EXERCISE BRIEF: Look through the data below. Collect every line where the word "placeholder" occurs.

Data items

--------

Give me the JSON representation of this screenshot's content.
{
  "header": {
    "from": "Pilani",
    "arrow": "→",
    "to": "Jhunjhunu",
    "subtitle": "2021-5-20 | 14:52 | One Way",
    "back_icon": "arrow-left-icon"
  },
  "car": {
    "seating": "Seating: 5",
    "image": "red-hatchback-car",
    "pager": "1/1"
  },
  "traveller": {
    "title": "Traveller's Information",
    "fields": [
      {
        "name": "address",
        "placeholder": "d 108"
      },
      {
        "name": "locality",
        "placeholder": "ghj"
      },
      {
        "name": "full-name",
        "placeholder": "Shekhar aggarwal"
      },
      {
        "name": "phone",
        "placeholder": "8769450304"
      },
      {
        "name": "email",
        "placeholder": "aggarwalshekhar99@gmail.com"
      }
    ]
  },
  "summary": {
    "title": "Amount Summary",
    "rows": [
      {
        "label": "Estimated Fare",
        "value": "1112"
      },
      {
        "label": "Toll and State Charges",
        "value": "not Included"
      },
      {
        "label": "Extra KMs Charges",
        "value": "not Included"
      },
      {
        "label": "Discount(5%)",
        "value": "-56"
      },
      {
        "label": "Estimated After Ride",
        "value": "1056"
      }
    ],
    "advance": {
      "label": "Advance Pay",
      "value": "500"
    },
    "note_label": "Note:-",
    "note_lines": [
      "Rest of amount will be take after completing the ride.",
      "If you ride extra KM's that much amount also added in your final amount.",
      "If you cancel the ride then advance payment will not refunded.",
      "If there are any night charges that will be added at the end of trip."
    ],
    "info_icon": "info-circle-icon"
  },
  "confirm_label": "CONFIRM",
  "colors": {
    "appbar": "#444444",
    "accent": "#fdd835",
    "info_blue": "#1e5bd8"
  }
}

--------

CORRECT OUTPUT:
        "placeholder": "d 108"
        "placeholder": "ghj"
        "placeholder": "Shekhar aggarwal"
        "placeholder": "8769450304"
        "placeholder": "aggarwalshekhar99@gmail.com"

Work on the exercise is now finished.